Go through the entries below and collect each line with the string "some" in it.

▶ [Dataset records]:

+--

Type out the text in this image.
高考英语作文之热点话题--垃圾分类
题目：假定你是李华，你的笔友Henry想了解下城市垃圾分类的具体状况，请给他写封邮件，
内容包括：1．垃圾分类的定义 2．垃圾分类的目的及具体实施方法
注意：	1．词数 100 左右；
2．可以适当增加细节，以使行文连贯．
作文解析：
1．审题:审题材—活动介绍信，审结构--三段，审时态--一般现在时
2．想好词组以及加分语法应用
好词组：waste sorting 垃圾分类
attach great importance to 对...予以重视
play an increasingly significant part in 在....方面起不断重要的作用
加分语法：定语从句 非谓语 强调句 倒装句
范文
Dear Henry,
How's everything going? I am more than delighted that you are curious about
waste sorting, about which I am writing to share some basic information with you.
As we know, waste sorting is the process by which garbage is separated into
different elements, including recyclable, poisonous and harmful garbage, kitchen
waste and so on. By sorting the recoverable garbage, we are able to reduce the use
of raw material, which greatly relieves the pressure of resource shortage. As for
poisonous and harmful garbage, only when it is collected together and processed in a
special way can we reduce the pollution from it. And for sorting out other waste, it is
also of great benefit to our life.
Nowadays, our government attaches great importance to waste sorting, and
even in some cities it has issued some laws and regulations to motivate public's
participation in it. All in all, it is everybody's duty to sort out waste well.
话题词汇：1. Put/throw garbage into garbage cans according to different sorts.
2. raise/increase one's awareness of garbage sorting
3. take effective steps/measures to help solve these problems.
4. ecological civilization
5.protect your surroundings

+--

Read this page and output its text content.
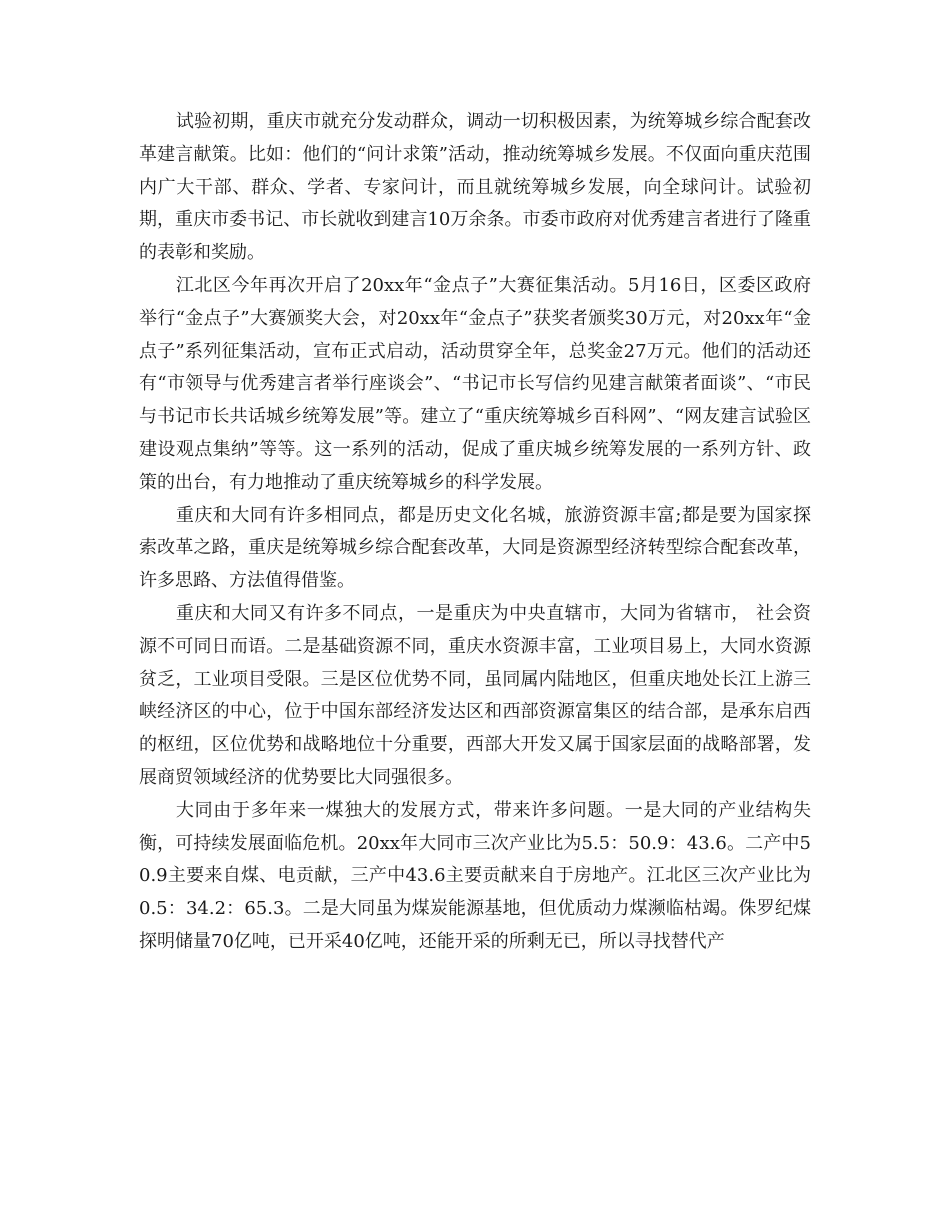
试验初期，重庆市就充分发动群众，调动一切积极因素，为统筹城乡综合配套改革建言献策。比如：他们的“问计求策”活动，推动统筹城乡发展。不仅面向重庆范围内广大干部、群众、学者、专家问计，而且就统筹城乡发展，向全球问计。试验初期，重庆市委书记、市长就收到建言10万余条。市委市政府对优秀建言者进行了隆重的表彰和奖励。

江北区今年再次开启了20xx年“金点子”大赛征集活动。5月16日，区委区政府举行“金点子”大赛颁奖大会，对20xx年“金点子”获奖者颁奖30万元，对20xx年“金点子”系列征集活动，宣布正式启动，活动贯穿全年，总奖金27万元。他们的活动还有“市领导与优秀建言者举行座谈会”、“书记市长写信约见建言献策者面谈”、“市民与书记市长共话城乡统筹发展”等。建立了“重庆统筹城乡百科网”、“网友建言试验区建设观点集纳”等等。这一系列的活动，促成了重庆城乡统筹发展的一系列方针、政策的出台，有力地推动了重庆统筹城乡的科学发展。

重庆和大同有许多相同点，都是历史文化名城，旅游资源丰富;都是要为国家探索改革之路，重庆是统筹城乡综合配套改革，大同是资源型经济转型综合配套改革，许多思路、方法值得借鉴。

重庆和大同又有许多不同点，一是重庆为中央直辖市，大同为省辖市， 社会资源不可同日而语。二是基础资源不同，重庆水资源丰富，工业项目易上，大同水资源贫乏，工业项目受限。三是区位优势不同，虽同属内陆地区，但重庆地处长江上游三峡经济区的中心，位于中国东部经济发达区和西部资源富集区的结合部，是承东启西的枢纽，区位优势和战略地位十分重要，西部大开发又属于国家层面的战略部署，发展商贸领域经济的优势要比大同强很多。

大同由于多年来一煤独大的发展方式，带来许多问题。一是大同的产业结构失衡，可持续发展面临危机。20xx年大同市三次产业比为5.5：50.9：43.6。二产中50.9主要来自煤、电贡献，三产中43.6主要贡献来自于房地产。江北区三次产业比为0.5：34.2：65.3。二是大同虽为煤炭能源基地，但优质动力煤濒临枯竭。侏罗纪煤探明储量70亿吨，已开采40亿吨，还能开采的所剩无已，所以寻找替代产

+--

▶ [SOLUTION TO THIS TASK]:
waste sorting, about which I am writing to share some basic information with you.
even in some cities it has issued some laws and regulations to motivate public's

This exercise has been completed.